--- start ---

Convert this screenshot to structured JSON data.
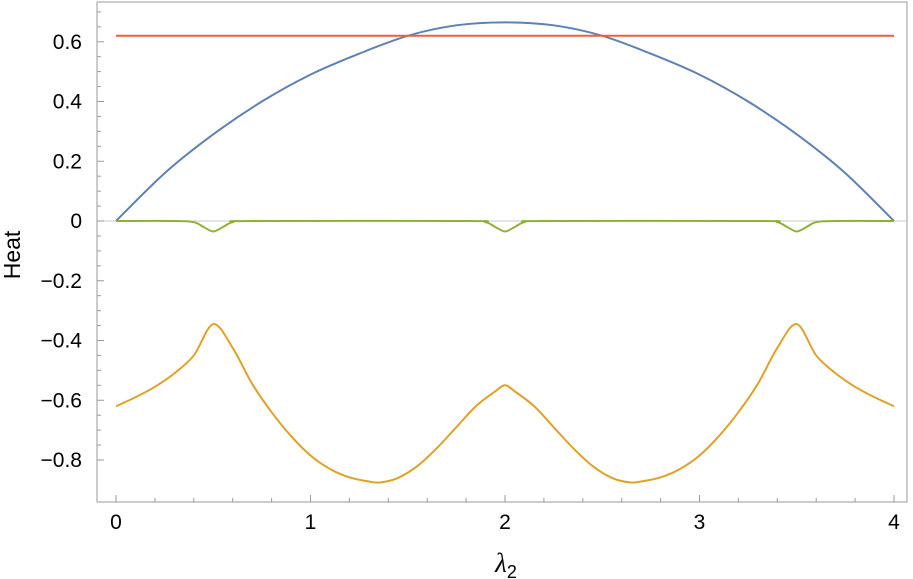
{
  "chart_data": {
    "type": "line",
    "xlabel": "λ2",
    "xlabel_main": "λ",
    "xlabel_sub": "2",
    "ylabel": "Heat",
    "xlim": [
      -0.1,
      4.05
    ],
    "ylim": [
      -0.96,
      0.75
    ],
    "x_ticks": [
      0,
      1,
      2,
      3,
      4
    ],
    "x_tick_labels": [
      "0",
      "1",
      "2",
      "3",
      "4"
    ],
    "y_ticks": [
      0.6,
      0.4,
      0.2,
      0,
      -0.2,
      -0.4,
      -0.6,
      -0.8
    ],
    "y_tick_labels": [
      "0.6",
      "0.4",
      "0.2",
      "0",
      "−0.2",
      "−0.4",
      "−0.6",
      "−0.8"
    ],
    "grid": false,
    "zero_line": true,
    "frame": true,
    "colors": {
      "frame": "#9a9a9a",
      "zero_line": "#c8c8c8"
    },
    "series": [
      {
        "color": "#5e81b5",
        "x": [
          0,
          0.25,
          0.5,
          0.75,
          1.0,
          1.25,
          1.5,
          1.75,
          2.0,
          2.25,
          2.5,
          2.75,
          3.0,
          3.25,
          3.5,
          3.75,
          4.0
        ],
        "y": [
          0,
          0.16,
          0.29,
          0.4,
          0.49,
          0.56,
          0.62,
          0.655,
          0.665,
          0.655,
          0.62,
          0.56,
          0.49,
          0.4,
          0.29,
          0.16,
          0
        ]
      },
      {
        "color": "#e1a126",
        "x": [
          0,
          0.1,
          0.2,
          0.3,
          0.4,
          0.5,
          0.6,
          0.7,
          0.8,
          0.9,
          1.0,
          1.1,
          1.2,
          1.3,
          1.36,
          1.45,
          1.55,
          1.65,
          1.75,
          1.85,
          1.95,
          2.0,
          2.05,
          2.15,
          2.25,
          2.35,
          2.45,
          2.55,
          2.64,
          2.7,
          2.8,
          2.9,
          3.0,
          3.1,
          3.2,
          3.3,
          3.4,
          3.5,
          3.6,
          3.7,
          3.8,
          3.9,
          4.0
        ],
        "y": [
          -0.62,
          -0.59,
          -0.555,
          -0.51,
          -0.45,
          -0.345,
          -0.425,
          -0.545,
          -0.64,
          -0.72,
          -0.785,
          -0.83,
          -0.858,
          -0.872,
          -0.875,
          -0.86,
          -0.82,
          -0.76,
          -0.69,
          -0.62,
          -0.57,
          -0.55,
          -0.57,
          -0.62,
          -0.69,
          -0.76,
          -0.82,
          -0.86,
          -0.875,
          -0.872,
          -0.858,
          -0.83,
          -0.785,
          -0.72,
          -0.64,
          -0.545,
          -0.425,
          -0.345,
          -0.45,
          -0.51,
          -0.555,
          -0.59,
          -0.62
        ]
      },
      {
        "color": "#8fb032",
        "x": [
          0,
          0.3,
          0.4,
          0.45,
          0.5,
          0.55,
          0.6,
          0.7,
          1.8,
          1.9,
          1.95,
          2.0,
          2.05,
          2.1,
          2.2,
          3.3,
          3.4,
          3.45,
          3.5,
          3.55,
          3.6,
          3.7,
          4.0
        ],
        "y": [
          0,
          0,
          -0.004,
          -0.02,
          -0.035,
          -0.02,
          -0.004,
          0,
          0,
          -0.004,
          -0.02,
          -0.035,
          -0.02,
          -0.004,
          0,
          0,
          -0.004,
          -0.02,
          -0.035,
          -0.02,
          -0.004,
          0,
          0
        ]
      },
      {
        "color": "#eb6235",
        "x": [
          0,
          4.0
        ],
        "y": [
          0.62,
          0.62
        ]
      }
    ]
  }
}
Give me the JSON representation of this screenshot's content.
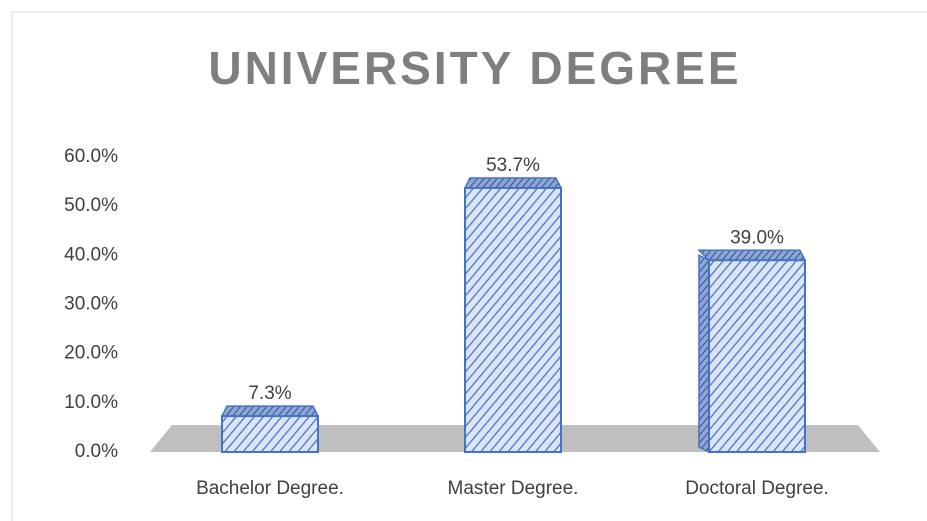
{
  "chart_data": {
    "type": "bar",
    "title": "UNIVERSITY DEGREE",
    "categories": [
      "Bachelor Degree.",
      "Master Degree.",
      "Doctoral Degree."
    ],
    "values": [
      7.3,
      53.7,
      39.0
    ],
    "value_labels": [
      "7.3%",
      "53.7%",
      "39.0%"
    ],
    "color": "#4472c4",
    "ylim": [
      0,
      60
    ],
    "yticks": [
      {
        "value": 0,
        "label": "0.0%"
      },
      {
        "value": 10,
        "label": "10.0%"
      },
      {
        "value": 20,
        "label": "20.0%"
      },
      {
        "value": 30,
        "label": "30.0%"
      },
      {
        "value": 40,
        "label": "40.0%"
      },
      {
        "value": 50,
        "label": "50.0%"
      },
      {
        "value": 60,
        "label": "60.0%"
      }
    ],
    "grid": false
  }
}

--- end ---

Copy every record character for character. Skip the pictures.

**Exercise output:**
Convert this screenshot to structured JSON data.
{
  "chart_data": {
    "type": "line",
    "xlabel": "λ2",
    "xlabel_main": "λ",
    "xlabel_sub": "2",
    "ylabel": "Heat",
    "xlim": [
      -0.1,
      4.05
    ],
    "ylim": [
      -0.96,
      0.75
    ],
    "x_ticks": [
      0,
      1,
      2,
      3,
      4
    ],
    "x_tick_labels": [
      "0",
      "1",
      "2",
      "3",
      "4"
    ],
    "y_ticks": [
      0.6,
      0.4,
      0.2,
      0,
      -0.2,
      -0.4,
      -0.6,
      -0.8
    ],
    "y_tick_labels": [
      "0.6",
      "0.4",
      "0.2",
      "0",
      "−0.2",
      "−0.4",
      "−0.6",
      "−0.8"
    ],
    "grid": false,
    "zero_line": true,
    "frame": true,
    "colors": {
      "frame": "#9a9a9a",
      "zero_line": "#c8c8c8"
    },
    "series": [
      {
        "color": "#5e81b5",
        "x": [
          0,
          0.25,
          0.5,
          0.75,
          1.0,
          1.25,
          1.5,
          1.75,
          2.0,
          2.25,
          2.5,
          2.75,
          3.0,
          3.25,
          3.5,
          3.75,
          4.0
        ],
        "y": [
          0,
          0.16,
          0.29,
          0.4,
          0.49,
          0.56,
          0.62,
          0.655,
          0.665,
          0.655,
          0.62,
          0.56,
          0.49,
          0.4,
          0.29,
          0.16,
          0
        ]
      },
      {
        "color": "#e1a126",
        "x": [
          0,
          0.1,
          0.2,
          0.3,
          0.4,
          0.5,
          0.6,
          0.7,
          0.8,
          0.9,
          1.0,
          1.1,
          1.2,
          1.3,
          1.36,
          1.45,
          1.55,
          1.65,
          1.75,
          1.85,
          1.95,
          2.0,
          2.05,
          2.15,
          2.25,
          2.35,
          2.45,
          2.55,
          2.64,
          2.7,
          2.8,
          2.9,
          3.0,
          3.1,
          3.2,
          3.3,
          3.4,
          3.5,
          3.6,
          3.7,
          3.8,
          3.9,
          4.0
        ],
        "y": [
          -0.62,
          -0.59,
          -0.555,
          -0.51,
          -0.45,
          -0.345,
          -0.425,
          -0.545,
          -0.64,
          -0.72,
          -0.785,
          -0.83,
          -0.858,
          -0.872,
          -0.875,
          -0.86,
          -0.82,
          -0.76,
          -0.69,
          -0.62,
          -0.57,
          -0.55,
          -0.57,
          -0.62,
          -0.69,
          -0.76,
          -0.82,
          -0.86,
          -0.875,
          -0.872,
          -0.858,
          -0.83,
          -0.785,
          -0.72,
          -0.64,
          -0.545,
          -0.425,
          -0.345,
          -0.45,
          -0.51,
          -0.555,
          -0.59,
          -0.62
        ]
      },
      {
        "color": "#8fb032",
        "x": [
          0,
          0.3,
          0.4,
          0.45,
          0.5,
          0.55,
          0.6,
          0.7,
          1.8,
          1.9,
          1.95,
          2.0,
          2.05,
          2.1,
          2.2,
          3.3,
          3.4,
          3.45,
          3.5,
          3.55,
          3.6,
          3.7,
          4.0
        ],
        "y": [
          0,
          0,
          -0.004,
          -0.02,
          -0.035,
          -0.02,
          -0.004,
          0,
          0,
          -0.004,
          -0.02,
          -0.035,
          -0.02,
          -0.004,
          0,
          0,
          -0.004,
          -0.02,
          -0.035,
          -0.02,
          -0.004,
          0,
          0
        ]
      },
      {
        "color": "#eb6235",
        "x": [
          0,
          4.0
        ],
        "y": [
          0.62,
          0.62
        ]
      }
    ]
  }
}
Give me the JSON representation of this screenshot's content.
{
  "chart_data": {
    "type": "bar",
    "title": "UNIVERSITY DEGREE",
    "categories": [
      "Bachelor Degree.",
      "Master Degree.",
      "Doctoral Degree."
    ],
    "values": [
      7.3,
      53.7,
      39.0
    ],
    "value_labels": [
      "7.3%",
      "53.7%",
      "39.0%"
    ],
    "color": "#4472c4",
    "ylim": [
      0,
      60
    ],
    "yticks": [
      {
        "value": 0,
        "label": "0.0%"
      },
      {
        "value": 10,
        "label": "10.0%"
      },
      {
        "value": 20,
        "label": "20.0%"
      },
      {
        "value": 30,
        "label": "30.0%"
      },
      {
        "value": 40,
        "label": "40.0%"
      },
      {
        "value": 50,
        "label": "50.0%"
      },
      {
        "value": 60,
        "label": "60.0%"
      }
    ],
    "grid": false
  }
}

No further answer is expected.